### Aim of the exercise
Find the lines holding the word "image" and collect them.
——————
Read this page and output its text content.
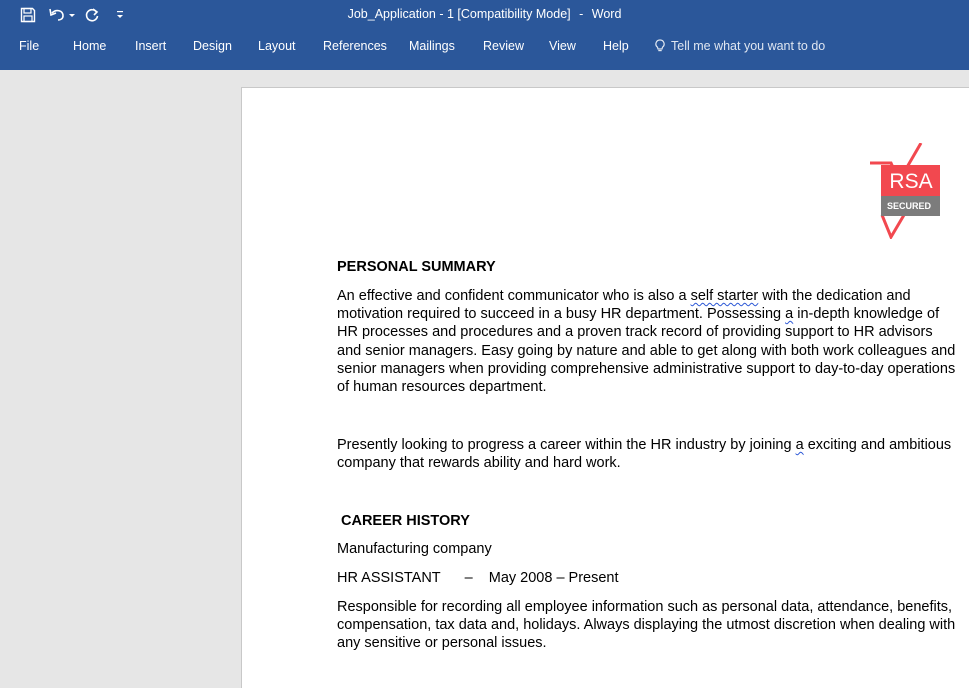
Job_Application - 1 [Compatibility Mode] - Word
File	Home Insert Design Layout References Mailings Review View Help	Tell me what you want to do
RSA
SECURED
PERSONAL SUMMARY
An effective and confident communicator who is also a self starter with the dedication and motivation required to succeed in a busy HR department. Possessing a in-depth knowledge of HR processes and procedures and a proven track record of providing support to HR advisors and senior managers. Easy going by nature and able to get along with both work colleagues and senior managers when providing comprehensive administrative support to day-to-day operations of human resources department.
Presently looking to progress a career within the HR industry by joining a exciting and ambitious company that rewards ability and hard work.
CAREER HISTORY
Manufacturing company
HR ASSISTANT      –    May 2008 – Present
Responsible for recording all employee information such as personal data, attendance, benefits, compensation, tax data and, holidays. Always displaying the utmost discretion when dealing with any sensitive or personal issues.
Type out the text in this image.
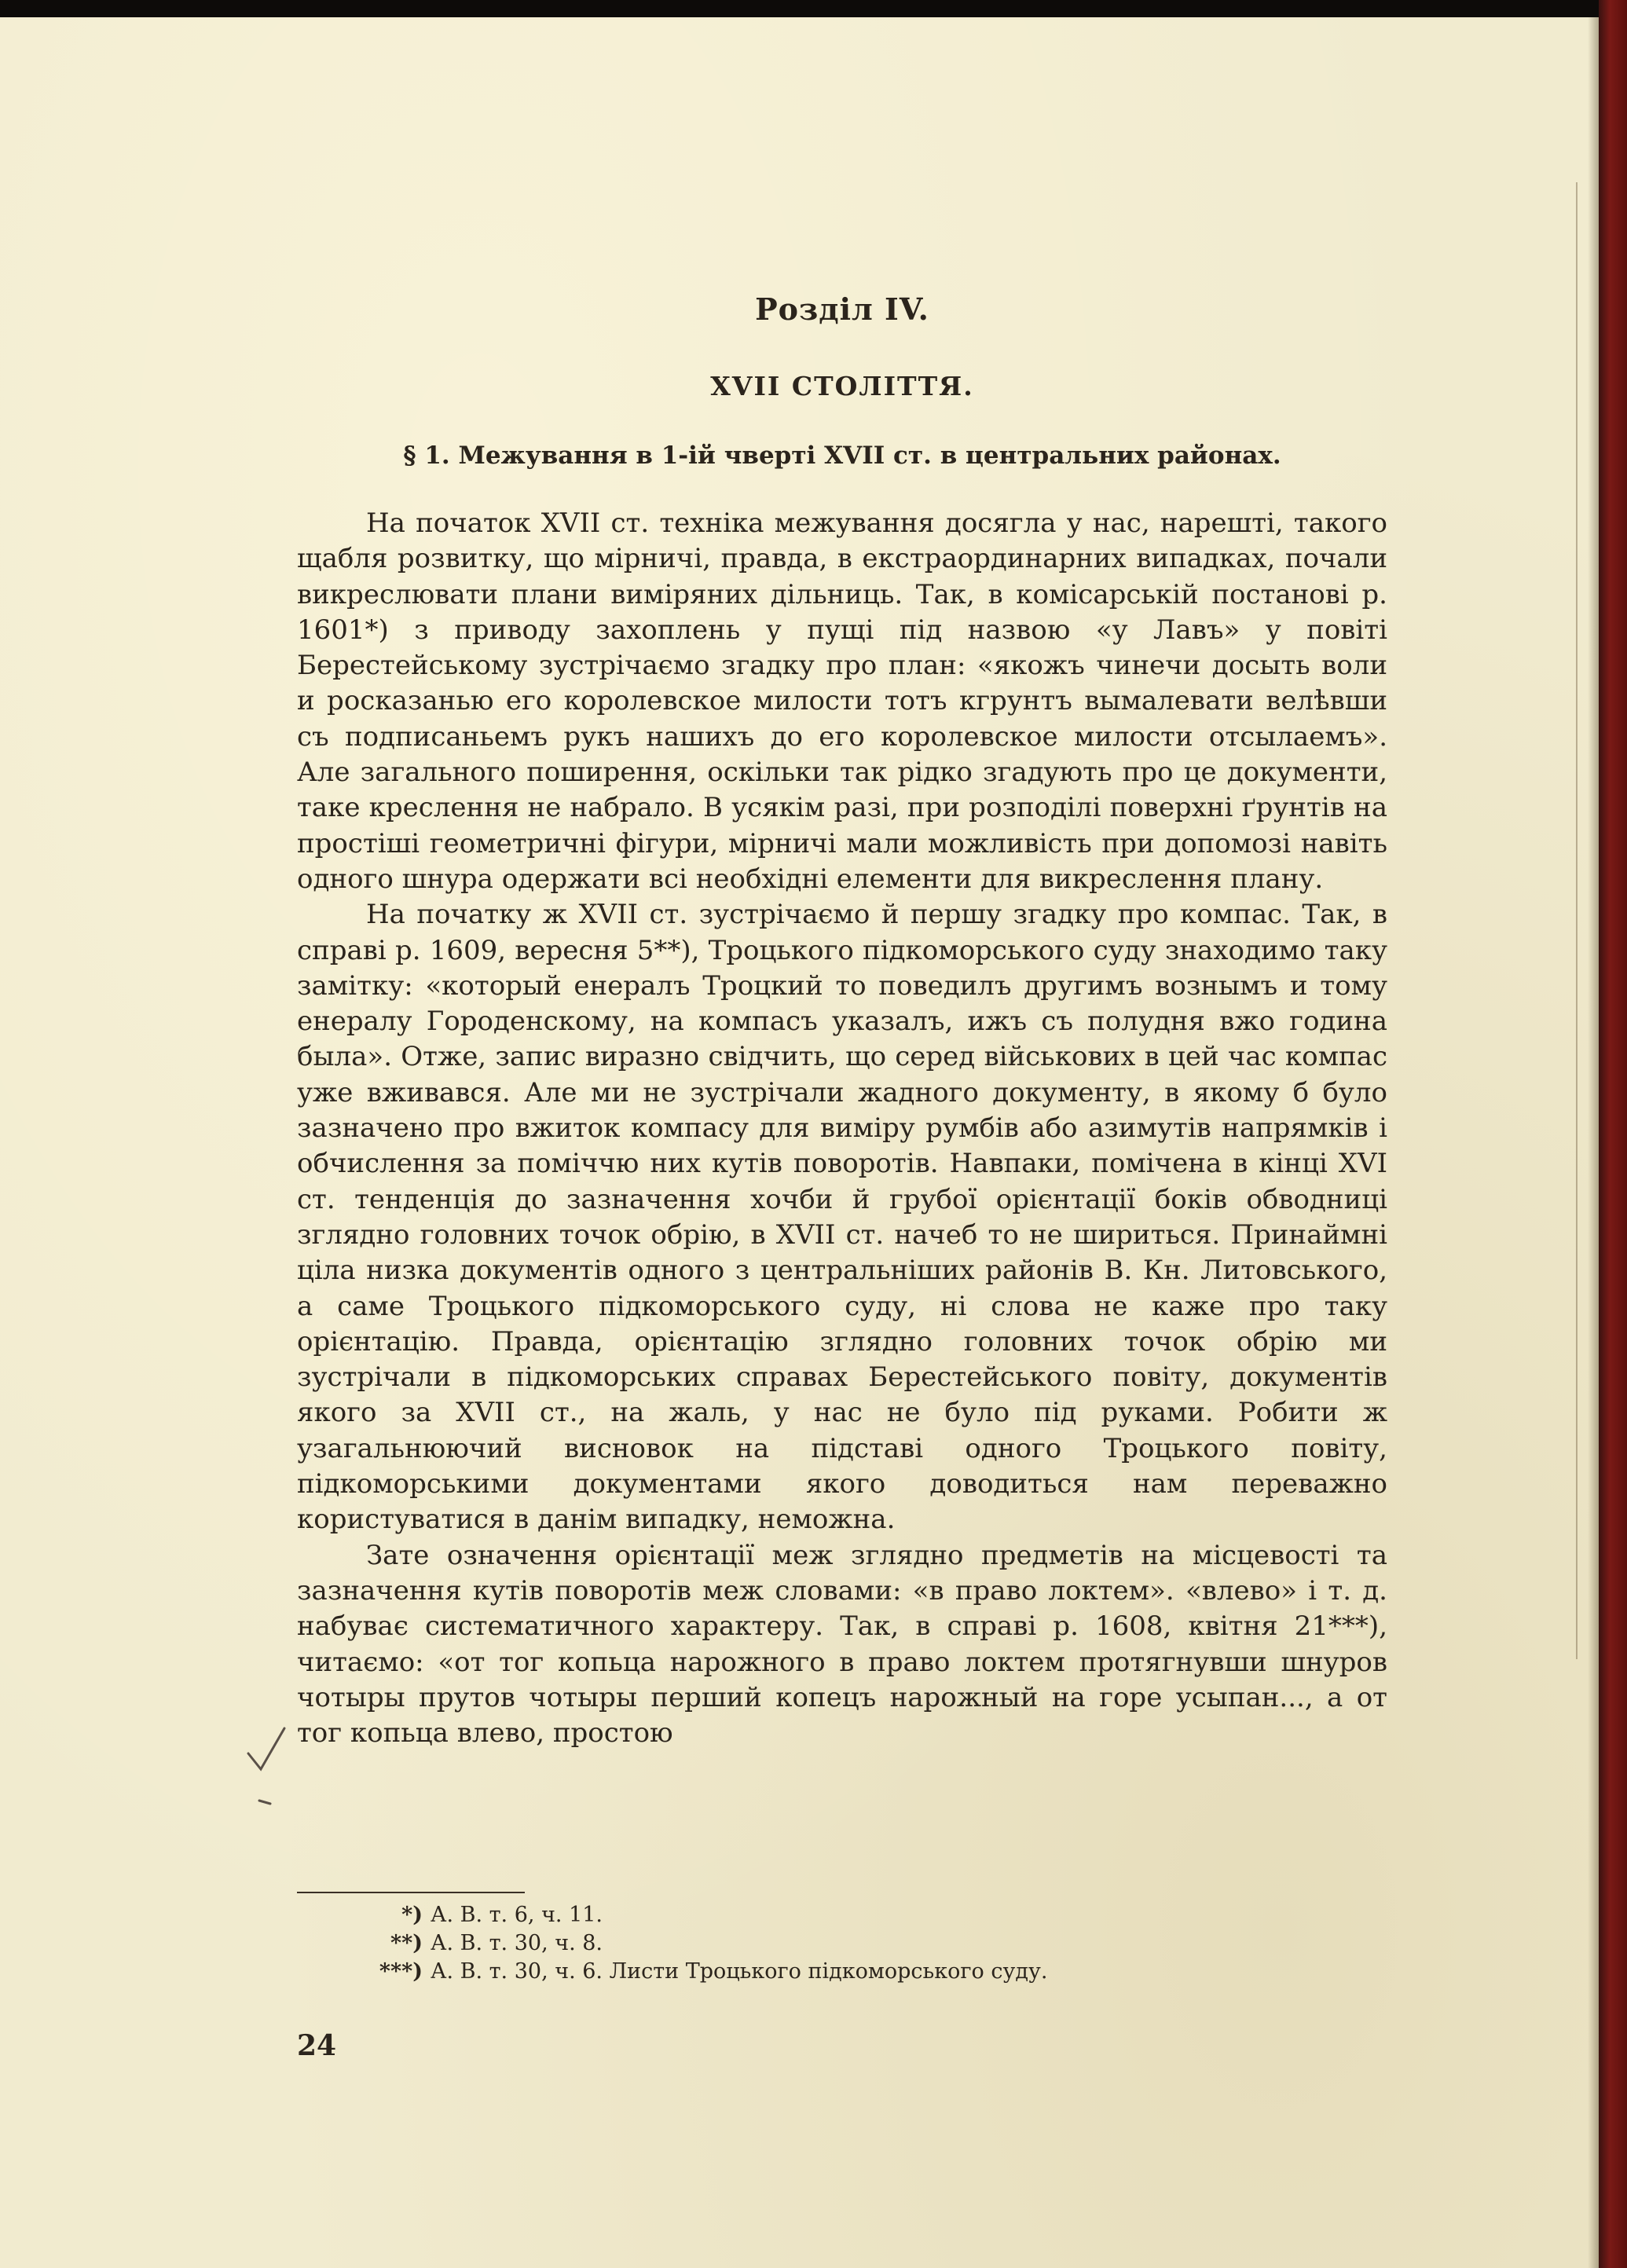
Розділ IV.
XVII СТОЛІТТЯ.
§ 1. Межування в 1-ій чверті XVII ст. в центральних районах.

На початок XVII ст. техніка межування досягла у нас, нарешті, такого щабля розвитку, що мірничі, правда, в екстраординарних випадках, почали викреслювати плани виміряних дільниць. Так, в комісарській постанові р. 1601*) з приводу захоплень у пущі під назвою «у Лавъ» у повіті Берестейському зустрічаємо згадку про план: «якожъ чинечи досыть воли и росказанью его королевское милости тотъ кгрунтъ вымалевати велѣвши съ подписаньемъ рукъ нашихъ до его королевское милости отсылаемъ». Але загального поширення, оскільки так рідко згадують про це документи, таке креслення не набрало. В усякім разі, при розподілі поверхні ґрунтів на простіші геометричні фігури, мірничі мали можливість при допомозі навіть одного шнура одержати всі необхідні елементи для викреслення плану.

На початку ж XVII ст. зустрічаємо й першу згадку про компас. Так, в справі р. 1609, вересня 5**), Троцького підкоморського суду знаходимо таку замітку: «который енералъ Троцкий то поведилъ другимъ вознымъ и тому енералу Городенскому, на компасъ указалъ, ижъ съ полудня вжо година была». Отже, запис виразно свідчить, що серед військових в цей час компас уже вживався. Але ми не зустрічали жадного документу, в якому б було зазначено про вжиток компасу для виміру румбів або азимутів напрямків і обчислення за поміччю них кутів поворотів. Навпаки, помічена в кінці XVI ст. тенденція до зазначення хочби й грубої орієнтації боків обводниці зглядно головних точок обрію, в XVII ст. начеб то не шириться. Принаймні ціла низка документів одного з центральніших районів В. Кн. Литовського, а саме Троцького підкоморського суду, ні слова не каже про таку орієнтацію. Правда, орієнтацію зглядно головних точок обрію ми зустрічали в підкоморських справах Берестейського повіту, документів якого за XVII ст., на жаль, у нас не було під руками. Робити ж узагальнюючий висновок на підставі одного Троцького повіту, підкоморськими документами якого доводиться нам переважно користуватися в данім випадку, неможна.

Зате означення орієнтації меж зглядно предметів на місцевості та зазначення кутів поворотів меж словами: «в право локтем». «влево» і т. д. набуває систематичного характеру. Так, в справі р. 1608, квітня 21***), читаємо: «от тог копьца нарожного в право локтем протягнувши шнуров чотыры прутов чотыры перший копецъ нарожный на горе усыпан..., а от тог копьца влево, простою

*) А. В. т. 6, ч. 11.
**) А. В. т. 30, ч. 8.
***) А. В. т. 30, ч. 6. Листи Троцького підкоморського суду.
24
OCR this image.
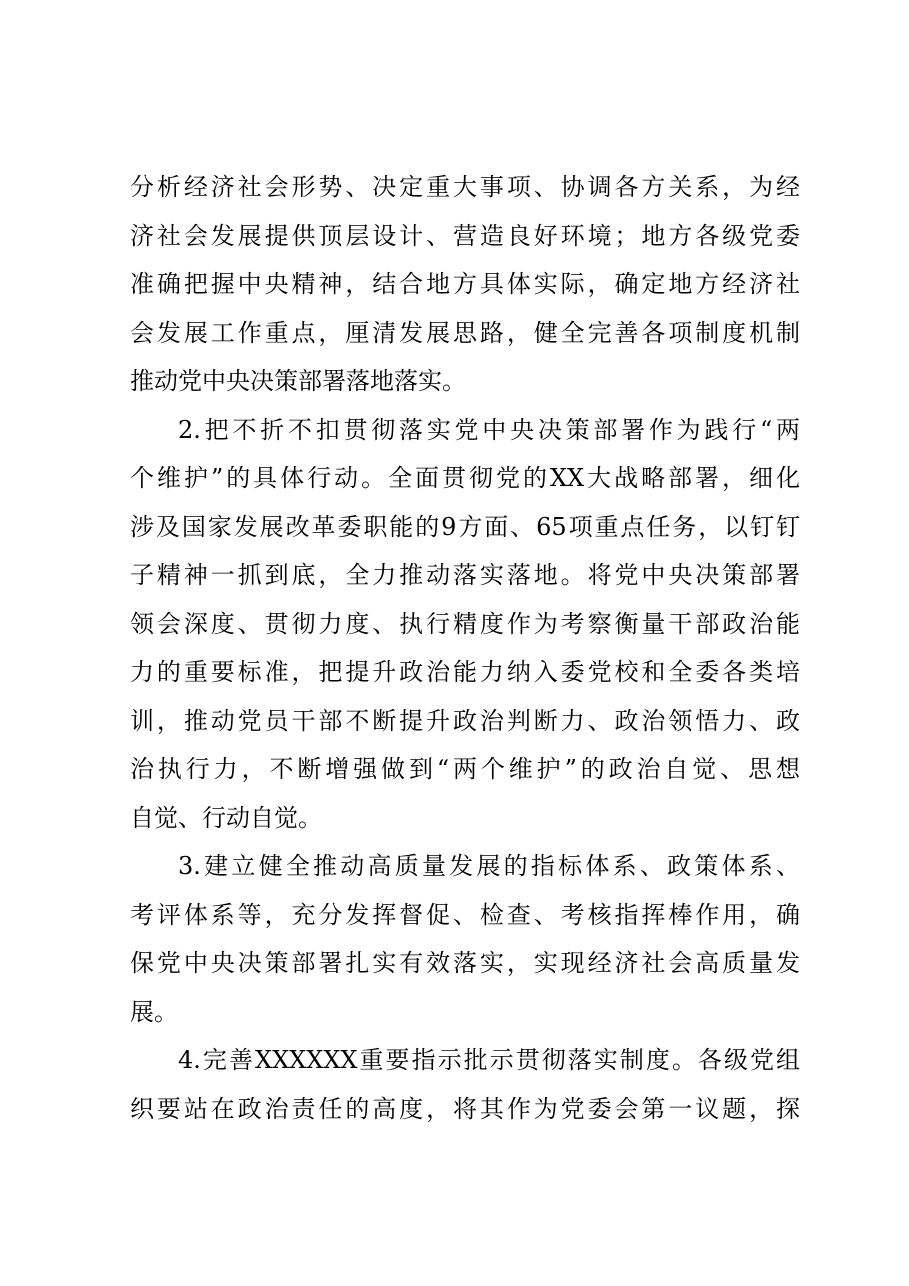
分析经济社会形势、决定重大事项、协调各方关系，为经
济社会发展提供顶层设计、营造良好环境；地方各级党委
准确把握中央精神，结合地方具体实际，确定地方经济社
会发展工作重点，厘清发展思路，健全完善各项制度机制
推动党中央决策部署落地落实。
2.把不折不扣贯彻落实党中央决策部署作为践行“两
个维护”的具体行动。全面贯彻党的XX大战略部署，细化
涉及国家发展改革委职能的9方面、65项重点任务，以钉钉
子精神一抓到底，全力推动落实落地。将党中央决策部署
领会深度、贯彻力度、执行精度作为考察衡量干部政治能
力的重要标准，把提升政治能力纳入委党校和全委各类培
训，推动党员干部不断提升政治判断力、政治领悟力、政
治执行力，不断增强做到“两个维护”的政治自觉、思想
自觉、行动自觉。
3.建立健全推动高质量发展的指标体系、政策体系、
考评体系等，充分发挥督促、检查、考核指挥棒作用，确
保党中央决策部署扎实有效落实，实现经济社会高质量发
展。
4.完善XXXXXX重要指示批示贯彻落实制度。各级党组
织要站在政治责任的高度，将其作为党委会第一议题，探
——————
### Result for this task
Type out the text in this image.
OCR this image.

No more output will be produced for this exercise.